• _Required work_
Find every line in the records below that holds the word "fundraising", and copy it out.

## START Given data

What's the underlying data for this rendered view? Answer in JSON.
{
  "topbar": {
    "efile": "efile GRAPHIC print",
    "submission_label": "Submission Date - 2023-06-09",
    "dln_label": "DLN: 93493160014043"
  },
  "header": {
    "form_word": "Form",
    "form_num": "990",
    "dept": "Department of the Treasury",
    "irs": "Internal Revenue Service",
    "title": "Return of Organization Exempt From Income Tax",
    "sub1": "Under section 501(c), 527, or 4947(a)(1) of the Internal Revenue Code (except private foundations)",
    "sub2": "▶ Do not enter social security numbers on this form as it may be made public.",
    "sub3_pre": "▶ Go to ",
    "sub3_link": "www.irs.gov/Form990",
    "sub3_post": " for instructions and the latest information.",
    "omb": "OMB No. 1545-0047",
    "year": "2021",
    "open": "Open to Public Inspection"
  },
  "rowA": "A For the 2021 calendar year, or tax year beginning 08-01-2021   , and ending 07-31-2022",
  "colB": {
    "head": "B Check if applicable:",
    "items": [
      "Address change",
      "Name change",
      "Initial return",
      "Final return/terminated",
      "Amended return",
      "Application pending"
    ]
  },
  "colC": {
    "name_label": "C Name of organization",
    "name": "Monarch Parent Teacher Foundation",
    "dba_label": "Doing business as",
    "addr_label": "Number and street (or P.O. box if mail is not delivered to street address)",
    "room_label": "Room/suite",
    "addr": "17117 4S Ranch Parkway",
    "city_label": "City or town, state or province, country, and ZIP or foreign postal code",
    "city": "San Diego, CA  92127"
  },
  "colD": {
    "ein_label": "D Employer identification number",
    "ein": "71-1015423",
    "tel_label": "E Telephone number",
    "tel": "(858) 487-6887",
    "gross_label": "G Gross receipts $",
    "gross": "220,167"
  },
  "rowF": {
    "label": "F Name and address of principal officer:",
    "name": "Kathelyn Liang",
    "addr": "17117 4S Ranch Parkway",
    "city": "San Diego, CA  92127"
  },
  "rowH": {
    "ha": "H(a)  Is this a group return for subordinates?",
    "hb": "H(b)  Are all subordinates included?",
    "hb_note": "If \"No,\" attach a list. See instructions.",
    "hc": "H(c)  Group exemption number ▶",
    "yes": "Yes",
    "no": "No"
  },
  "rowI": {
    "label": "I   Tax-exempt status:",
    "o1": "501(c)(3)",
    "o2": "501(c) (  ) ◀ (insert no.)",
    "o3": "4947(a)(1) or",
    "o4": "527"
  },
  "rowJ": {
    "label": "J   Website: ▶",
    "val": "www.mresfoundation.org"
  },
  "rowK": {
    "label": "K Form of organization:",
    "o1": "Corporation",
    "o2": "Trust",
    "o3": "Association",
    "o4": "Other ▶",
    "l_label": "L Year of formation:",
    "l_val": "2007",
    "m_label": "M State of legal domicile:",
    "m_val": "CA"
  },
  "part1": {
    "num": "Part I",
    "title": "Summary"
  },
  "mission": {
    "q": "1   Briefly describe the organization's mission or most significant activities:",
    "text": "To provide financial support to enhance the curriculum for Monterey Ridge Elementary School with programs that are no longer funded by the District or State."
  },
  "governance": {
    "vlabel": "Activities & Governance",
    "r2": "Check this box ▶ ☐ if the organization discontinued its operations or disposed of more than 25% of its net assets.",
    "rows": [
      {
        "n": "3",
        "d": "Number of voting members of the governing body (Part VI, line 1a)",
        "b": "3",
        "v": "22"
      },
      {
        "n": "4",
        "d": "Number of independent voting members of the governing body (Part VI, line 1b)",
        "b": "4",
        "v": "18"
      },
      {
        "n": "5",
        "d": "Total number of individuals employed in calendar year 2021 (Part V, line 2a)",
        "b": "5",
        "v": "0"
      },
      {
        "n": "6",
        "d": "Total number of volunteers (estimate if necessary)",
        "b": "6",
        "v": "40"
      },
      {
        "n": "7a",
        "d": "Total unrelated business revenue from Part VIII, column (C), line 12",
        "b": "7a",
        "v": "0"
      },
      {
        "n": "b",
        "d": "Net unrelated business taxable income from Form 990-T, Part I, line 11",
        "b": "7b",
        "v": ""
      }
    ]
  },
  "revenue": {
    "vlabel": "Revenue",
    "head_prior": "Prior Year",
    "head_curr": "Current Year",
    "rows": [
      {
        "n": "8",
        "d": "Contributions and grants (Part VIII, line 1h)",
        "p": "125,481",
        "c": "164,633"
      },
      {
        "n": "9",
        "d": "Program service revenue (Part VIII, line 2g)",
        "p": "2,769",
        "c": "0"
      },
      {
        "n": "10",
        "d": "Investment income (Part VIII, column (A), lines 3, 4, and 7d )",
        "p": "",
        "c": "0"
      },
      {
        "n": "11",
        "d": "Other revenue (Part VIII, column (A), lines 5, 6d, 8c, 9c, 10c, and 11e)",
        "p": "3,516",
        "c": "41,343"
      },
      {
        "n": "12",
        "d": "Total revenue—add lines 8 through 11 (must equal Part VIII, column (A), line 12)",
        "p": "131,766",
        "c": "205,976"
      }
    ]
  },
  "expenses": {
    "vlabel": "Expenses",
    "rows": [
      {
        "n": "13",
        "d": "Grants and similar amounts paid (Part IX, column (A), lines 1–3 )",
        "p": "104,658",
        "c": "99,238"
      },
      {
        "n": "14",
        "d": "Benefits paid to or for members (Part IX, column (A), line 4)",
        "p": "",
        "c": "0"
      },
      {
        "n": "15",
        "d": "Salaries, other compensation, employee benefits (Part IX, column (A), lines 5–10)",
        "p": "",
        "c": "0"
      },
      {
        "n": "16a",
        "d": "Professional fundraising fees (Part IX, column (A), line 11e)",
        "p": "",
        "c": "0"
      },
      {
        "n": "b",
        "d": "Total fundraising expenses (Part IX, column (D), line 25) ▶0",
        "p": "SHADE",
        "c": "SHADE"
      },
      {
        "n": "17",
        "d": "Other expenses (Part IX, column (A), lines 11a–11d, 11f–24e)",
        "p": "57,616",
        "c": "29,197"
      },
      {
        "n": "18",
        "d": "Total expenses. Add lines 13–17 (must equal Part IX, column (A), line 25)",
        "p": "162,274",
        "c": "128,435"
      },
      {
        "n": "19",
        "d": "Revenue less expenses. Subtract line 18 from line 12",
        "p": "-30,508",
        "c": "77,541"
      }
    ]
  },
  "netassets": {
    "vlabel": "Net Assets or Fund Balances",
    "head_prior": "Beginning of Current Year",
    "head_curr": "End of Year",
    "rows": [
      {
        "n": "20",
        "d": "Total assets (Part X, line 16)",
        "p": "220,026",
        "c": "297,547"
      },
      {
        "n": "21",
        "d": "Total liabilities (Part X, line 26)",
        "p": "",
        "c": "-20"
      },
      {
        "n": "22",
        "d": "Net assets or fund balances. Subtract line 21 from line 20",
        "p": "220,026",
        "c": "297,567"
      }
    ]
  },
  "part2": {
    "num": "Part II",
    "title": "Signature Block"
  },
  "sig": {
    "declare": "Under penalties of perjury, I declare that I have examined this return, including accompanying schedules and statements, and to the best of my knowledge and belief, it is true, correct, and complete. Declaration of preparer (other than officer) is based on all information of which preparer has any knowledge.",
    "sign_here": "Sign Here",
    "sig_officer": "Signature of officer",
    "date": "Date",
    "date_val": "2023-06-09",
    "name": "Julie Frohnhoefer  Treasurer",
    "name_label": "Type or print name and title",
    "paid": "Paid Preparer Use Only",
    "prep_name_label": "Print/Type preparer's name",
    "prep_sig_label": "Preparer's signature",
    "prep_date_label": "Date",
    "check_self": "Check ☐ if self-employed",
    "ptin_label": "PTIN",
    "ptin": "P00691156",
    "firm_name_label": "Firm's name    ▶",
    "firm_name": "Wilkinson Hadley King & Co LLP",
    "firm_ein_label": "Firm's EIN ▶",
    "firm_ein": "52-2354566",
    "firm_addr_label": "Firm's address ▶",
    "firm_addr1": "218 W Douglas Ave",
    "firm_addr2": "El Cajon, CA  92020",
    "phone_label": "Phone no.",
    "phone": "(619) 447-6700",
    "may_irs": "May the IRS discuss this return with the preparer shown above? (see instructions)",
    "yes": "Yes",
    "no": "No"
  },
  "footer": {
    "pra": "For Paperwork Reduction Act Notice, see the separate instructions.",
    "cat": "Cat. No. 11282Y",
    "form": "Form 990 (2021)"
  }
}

## END Given data

• _Exercise response_
        "d": "Professional fundraising fees (Part IX, column (A), line 11e)",
        "d": "Total fundraising expenses (Part IX, column (D), line 25) ▶0",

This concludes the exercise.